### Instruction
Your task is to reproduce the material exactly.

### Materials provided
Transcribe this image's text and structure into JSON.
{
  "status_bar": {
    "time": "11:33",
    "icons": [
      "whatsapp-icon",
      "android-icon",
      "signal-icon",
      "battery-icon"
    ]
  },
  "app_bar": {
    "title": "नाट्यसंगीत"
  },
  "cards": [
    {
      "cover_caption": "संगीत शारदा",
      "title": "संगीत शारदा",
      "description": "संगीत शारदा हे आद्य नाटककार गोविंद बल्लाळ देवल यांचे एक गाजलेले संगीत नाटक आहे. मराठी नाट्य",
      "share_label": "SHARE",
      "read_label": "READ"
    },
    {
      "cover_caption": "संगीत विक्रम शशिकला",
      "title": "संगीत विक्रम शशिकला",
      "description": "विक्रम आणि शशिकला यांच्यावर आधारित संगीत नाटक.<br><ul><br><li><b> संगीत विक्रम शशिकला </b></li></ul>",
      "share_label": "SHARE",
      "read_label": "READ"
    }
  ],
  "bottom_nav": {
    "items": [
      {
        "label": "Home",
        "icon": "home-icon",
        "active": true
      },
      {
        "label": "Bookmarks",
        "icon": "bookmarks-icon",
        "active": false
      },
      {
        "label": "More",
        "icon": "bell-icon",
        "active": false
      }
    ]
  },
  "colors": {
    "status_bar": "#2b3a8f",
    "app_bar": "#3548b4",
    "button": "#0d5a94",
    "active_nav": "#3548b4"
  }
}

### Exercise response
Transcribe this image's text and structure into JSON.
{
  "status_bar": {
    "time": "11:33",
    "icons": [
      "whatsapp-icon",
      "android-icon",
      "signal-icon",
      "battery-icon"
    ]
  },
  "app_bar": {
    "title": "नाट्यसंगीत"
  },
  "cards": [
    {
      "cover_caption": "संगीत शारदा",
      "title": "संगीत शारदा",
      "description": "संगीत शारदा हे आद्य नाटककार गोविंद बल्लाळ देवल यांचे एक गाजलेले संगीत नाटक आहे. मराठी नाट्य",
      "share_label": "SHARE",
      "read_label": "READ"
    },
    {
      "cover_caption": "संगीत विक्रम शशिकला",
      "title": "संगीत विक्रम शशिकला",
      "description": "विक्रम आणि शशिकला यांच्यावर आधारित संगीत नाटक.<br><ul><br><li><b> संगीत विक्रम शशिकला </b></li></ul>",
      "share_label": "SHARE",
      "read_label": "READ"
    }
  ],
  "bottom_nav": {
    "items": [
      {
        "label": "Home",
        "icon": "home-icon",
        "active": true
      },
      {
        "label": "Bookmarks",
        "icon": "bookmarks-icon",
        "active": false
      },
      {
        "label": "More",
        "icon": "bell-icon",
        "active": false
      }
    ]
  },
  "colors": {
    "status_bar": "#2b3a8f",
    "app_bar": "#3548b4",
    "button": "#0d5a94",
    "active_nav": "#3548b4"
  }
}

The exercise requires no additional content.